(Entries from a dataset)
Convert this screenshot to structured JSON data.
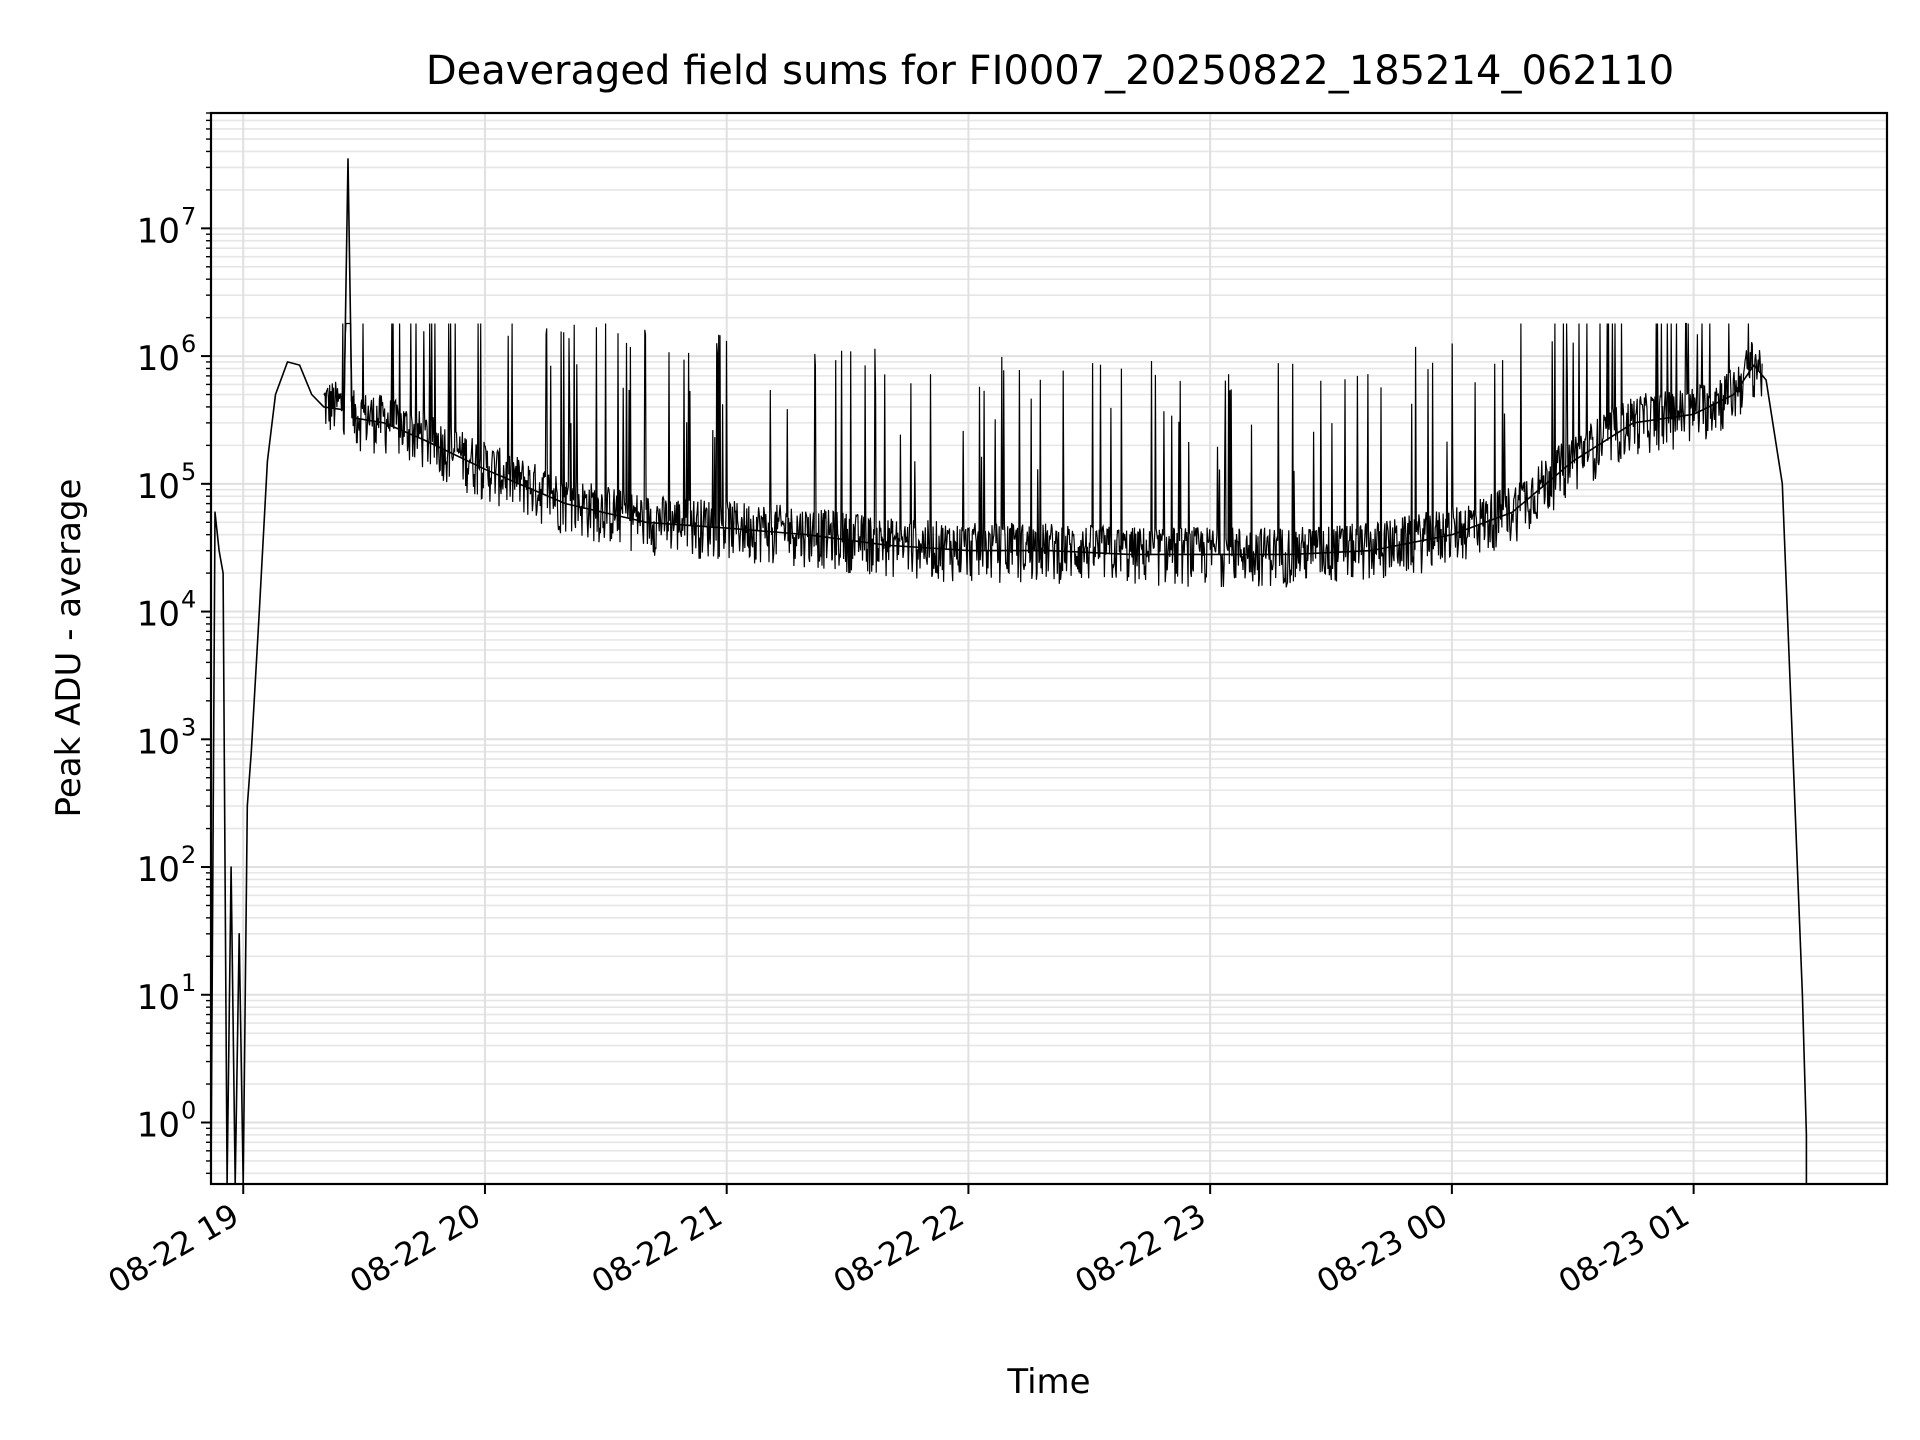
{
  "chart_data": {
    "type": "line",
    "title": "Deaveraged field sums for FI0007_20250822_185214_062110",
    "xlabel": "Time",
    "ylabel": "Peak ADU - average",
    "yscale": "log",
    "ylim": [
      0.33,
      80000000
    ],
    "xlim": [
      "2025-08-22 18:52",
      "2025-08-23 01:48"
    ],
    "grid": true,
    "minor_grid": true,
    "x_ticks": [
      {
        "t": "2025-08-22 19:00",
        "label": "08-22 19"
      },
      {
        "t": "2025-08-22 20:00",
        "label": "08-22 20"
      },
      {
        "t": "2025-08-22 21:00",
        "label": "08-22 21"
      },
      {
        "t": "2025-08-22 22:00",
        "label": "08-22 22"
      },
      {
        "t": "2025-08-22 23:00",
        "label": "08-22 23"
      },
      {
        "t": "2025-08-23 00:00",
        "label": "08-23 00"
      },
      {
        "t": "2025-08-23 01:00",
        "label": "08-23 01"
      }
    ],
    "y_ticks": [
      {
        "value": 1,
        "base": "10",
        "exp": "0"
      },
      {
        "value": 10,
        "base": "10",
        "exp": "1"
      },
      {
        "value": 100,
        "base": "10",
        "exp": "2"
      },
      {
        "value": 1000,
        "base": "10",
        "exp": "3"
      },
      {
        "value": 10000,
        "base": "10",
        "exp": "4"
      },
      {
        "value": 100000,
        "base": "10",
        "exp": "5"
      },
      {
        "value": 1000000,
        "base": "10",
        "exp": "6"
      },
      {
        "value": 10000000,
        "base": "10",
        "exp": "7"
      }
    ],
    "series": [
      {
        "color": "#000000",
        "points": [
          [
            "2025-08-22 18:52",
            0.33
          ],
          [
            "2025-08-22 18:53",
            60000
          ],
          [
            "2025-08-22 18:54",
            30000
          ],
          [
            "2025-08-22 18:55",
            20000
          ],
          [
            "2025-08-22 18:56",
            0.33
          ],
          [
            "2025-08-22 18:57",
            100
          ],
          [
            "2025-08-22 18:58",
            0.33
          ],
          [
            "2025-08-22 18:59",
            30
          ],
          [
            "2025-08-22 19:00",
            0.33
          ],
          [
            "2025-08-22 19:01",
            300
          ],
          [
            "2025-08-22 19:02",
            800
          ],
          [
            "2025-08-22 19:04",
            10000
          ],
          [
            "2025-08-22 19:06",
            150000
          ],
          [
            "2025-08-22 19:08",
            500000
          ],
          [
            "2025-08-22 19:11",
            900000
          ],
          [
            "2025-08-22 19:14",
            850000
          ],
          [
            "2025-08-22 19:17",
            500000
          ],
          [
            "2025-08-22 19:20",
            400000
          ],
          [
            "2025-08-22 19:25",
            380000
          ],
          [
            "2025-08-22 19:26",
            35000000
          ],
          [
            "2025-08-22 19:27",
            330000
          ],
          [
            "2025-08-22 19:35",
            300000
          ],
          [
            "2025-08-22 19:45",
            220000
          ],
          [
            "2025-08-22 20:00",
            130000
          ],
          [
            "2025-08-22 20:20",
            70000
          ],
          [
            "2025-08-22 20:40",
            50000
          ],
          [
            "2025-08-22 21:00",
            45000
          ],
          [
            "2025-08-22 21:20",
            40000
          ],
          [
            "2025-08-22 21:40",
            33000
          ],
          [
            "2025-08-22 22:00",
            30000
          ],
          [
            "2025-08-22 22:20",
            30000
          ],
          [
            "2025-08-22 22:40",
            28000
          ],
          [
            "2025-08-22 23:00",
            28000
          ],
          [
            "2025-08-22 23:20",
            28000
          ],
          [
            "2025-08-22 23:40",
            30000
          ],
          [
            "2025-08-23 00:00",
            40000
          ],
          [
            "2025-08-23 00:15",
            60000
          ],
          [
            "2025-08-23 00:30",
            150000
          ],
          [
            "2025-08-23 00:45",
            300000
          ],
          [
            "2025-08-23 01:00",
            350000
          ],
          [
            "2025-08-23 01:10",
            500000
          ],
          [
            "2025-08-23 01:15",
            850000
          ],
          [
            "2025-08-23 01:18",
            650000
          ],
          [
            "2025-08-23 01:22",
            100000
          ],
          [
            "2025-08-23 01:27",
            10
          ],
          [
            "2025-08-23 01:28",
            0.8
          ],
          [
            "2025-08-23 01:28",
            0.33
          ]
        ]
      }
    ]
  }
}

■ **What is being asked**: Find the word "value" in the entries above and gather every line that holds it.

■ **Output of the exercise**:
        "value": 1,
        "value": 10,
        "value": 100,
        "value": 1000,
        "value": 10000,
        "value": 100000,
        "value": 1000000,
        "value": 10000000,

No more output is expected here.